■ TASK GOAL:
Without skipping anything, write out each record below exactly.

--- start ---

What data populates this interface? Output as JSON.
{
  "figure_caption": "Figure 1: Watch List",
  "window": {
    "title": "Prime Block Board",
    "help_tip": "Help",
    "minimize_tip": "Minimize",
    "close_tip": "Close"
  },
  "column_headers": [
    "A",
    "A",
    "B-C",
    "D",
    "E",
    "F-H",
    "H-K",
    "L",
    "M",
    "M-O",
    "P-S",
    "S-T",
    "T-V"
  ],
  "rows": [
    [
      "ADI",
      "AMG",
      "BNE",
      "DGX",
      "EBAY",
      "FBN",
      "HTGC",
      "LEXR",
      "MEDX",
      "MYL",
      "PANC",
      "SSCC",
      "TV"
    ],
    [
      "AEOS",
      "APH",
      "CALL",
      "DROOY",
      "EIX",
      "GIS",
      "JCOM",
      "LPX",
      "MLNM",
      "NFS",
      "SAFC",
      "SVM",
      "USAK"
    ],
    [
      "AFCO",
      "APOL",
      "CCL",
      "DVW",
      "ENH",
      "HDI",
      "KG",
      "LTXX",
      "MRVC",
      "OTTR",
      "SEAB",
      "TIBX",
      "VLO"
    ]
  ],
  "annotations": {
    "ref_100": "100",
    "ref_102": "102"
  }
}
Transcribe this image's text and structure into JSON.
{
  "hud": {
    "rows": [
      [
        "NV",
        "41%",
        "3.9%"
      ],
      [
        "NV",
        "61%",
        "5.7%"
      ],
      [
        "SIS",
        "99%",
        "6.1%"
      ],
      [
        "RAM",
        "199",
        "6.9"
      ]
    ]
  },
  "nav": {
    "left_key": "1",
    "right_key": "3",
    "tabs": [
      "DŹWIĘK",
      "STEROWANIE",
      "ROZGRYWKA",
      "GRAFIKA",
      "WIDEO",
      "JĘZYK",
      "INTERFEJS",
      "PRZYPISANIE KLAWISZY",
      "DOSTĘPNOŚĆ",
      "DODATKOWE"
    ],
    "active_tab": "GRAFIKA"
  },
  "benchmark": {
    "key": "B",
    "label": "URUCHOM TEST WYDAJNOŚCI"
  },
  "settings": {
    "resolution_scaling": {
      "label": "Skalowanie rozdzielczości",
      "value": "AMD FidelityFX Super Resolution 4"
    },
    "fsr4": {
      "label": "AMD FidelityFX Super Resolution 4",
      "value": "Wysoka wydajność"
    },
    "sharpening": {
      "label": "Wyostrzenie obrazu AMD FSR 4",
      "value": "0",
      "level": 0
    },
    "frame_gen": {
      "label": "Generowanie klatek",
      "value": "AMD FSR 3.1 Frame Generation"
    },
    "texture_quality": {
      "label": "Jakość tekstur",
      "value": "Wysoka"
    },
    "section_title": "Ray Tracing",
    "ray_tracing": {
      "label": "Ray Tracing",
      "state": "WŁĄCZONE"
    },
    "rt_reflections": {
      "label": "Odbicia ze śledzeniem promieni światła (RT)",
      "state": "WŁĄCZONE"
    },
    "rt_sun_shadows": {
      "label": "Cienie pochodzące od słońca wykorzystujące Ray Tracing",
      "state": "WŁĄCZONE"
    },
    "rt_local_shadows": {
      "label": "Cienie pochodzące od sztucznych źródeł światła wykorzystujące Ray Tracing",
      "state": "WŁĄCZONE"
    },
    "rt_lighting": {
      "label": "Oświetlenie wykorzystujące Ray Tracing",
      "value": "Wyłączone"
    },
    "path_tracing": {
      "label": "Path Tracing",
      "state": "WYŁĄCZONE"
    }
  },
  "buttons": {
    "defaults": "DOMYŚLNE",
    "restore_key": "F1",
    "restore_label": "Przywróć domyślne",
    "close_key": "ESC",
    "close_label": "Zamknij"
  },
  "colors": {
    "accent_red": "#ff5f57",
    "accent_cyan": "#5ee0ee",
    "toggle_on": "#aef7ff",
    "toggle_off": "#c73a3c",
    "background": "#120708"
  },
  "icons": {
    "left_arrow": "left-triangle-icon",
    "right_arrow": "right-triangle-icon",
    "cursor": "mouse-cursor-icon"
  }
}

--- end ---

■ REPLY:
What data populates this interface? Output as JSON.
{
  "figure_caption": "Figure 1: Watch List",
  "window": {
    "title": "Prime Block Board",
    "help_tip": "Help",
    "minimize_tip": "Minimize",
    "close_tip": "Close"
  },
  "column_headers": [
    "A",
    "A",
    "B-C",
    "D",
    "E",
    "F-H",
    "H-K",
    "L",
    "M",
    "M-O",
    "P-S",
    "S-T",
    "T-V"
  ],
  "rows": [
    [
      "ADI",
      "AMG",
      "BNE",
      "DGX",
      "EBAY",
      "FBN",
      "HTGC",
      "LEXR",
      "MEDX",
      "MYL",
      "PANC",
      "SSCC",
      "TV"
    ],
    [
      "AEOS",
      "APH",
      "CALL",
      "DROOY",
      "EIX",
      "GIS",
      "JCOM",
      "LPX",
      "MLNM",
      "NFS",
      "SAFC",
      "SVM",
      "USAK"
    ],
    [
      "AFCO",
      "APOL",
      "CCL",
      "DVW",
      "ENH",
      "HDI",
      "KG",
      "LTXX",
      "MRVC",
      "OTTR",
      "SEAB",
      "TIBX",
      "VLO"
    ]
  ],
  "annotations": {
    "ref_100": "100",
    "ref_102": "102"
  }
}
Transcribe this image's text and structure into JSON.
{
  "hud": {
    "rows": [
      [
        "NV",
        "41%",
        "3.9%"
      ],
      [
        "NV",
        "61%",
        "5.7%"
      ],
      [
        "SIS",
        "99%",
        "6.1%"
      ],
      [
        "RAM",
        "199",
        "6.9"
      ]
    ]
  },
  "nav": {
    "left_key": "1",
    "right_key": "3",
    "tabs": [
      "DŹWIĘK",
      "STEROWANIE",
      "ROZGRYWKA",
      "GRAFIKA",
      "WIDEO",
      "JĘZYK",
      "INTERFEJS",
      "PRZYPISANIE KLAWISZY",
      "DOSTĘPNOŚĆ",
      "DODATKOWE"
    ],
    "active_tab": "GRAFIKA"
  },
  "benchmark": {
    "key": "B",
    "label": "URUCHOM TEST WYDAJNOŚCI"
  },
  "settings": {
    "resolution_scaling": {
      "label": "Skalowanie rozdzielczości",
      "value": "AMD FidelityFX Super Resolution 4"
    },
    "fsr4": {
      "label": "AMD FidelityFX Super Resolution 4",
      "value": "Wysoka wydajność"
    },
    "sharpening": {
      "label": "Wyostrzenie obrazu AMD FSR 4",
      "value": "0",
      "level": 0
    },
    "frame_gen": {
      "label": "Generowanie klatek",
      "value": "AMD FSR 3.1 Frame Generation"
    },
    "texture_quality": {
      "label": "Jakość tekstur",
      "value": "Wysoka"
    },
    "section_title": "Ray Tracing",
    "ray_tracing": {
      "label": "Ray Tracing",
      "state": "WŁĄCZONE"
    },
    "rt_reflections": {
      "label": "Odbicia ze śledzeniem promieni światła (RT)",
      "state": "WŁĄCZONE"
    },
    "rt_sun_shadows": {
      "label": "Cienie pochodzące od słońca wykorzystujące Ray Tracing",
      "state": "WŁĄCZONE"
    },
    "rt_local_shadows": {
      "label": "Cienie pochodzące od sztucznych źródeł światła wykorzystujące Ray Tracing",
      "state": "WŁĄCZONE"
    },
    "rt_lighting": {
      "label": "Oświetlenie wykorzystujące Ray Tracing",
      "value": "Wyłączone"
    },
    "path_tracing": {
      "label": "Path Tracing",
      "state": "WYŁĄCZONE"
    }
  },
  "buttons": {
    "defaults": "DOMYŚLNE",
    "restore_key": "F1",
    "restore_label": "Przywróć domyślne",
    "close_key": "ESC",
    "close_label": "Zamknij"
  },
  "colors": {
    "accent_red": "#ff5f57",
    "accent_cyan": "#5ee0ee",
    "toggle_on": "#aef7ff",
    "toggle_off": "#c73a3c",
    "background": "#120708"
  },
  "icons": {
    "left_arrow": "left-triangle-icon",
    "right_arrow": "right-triangle-icon",
    "cursor": "mouse-cursor-icon"
  }
}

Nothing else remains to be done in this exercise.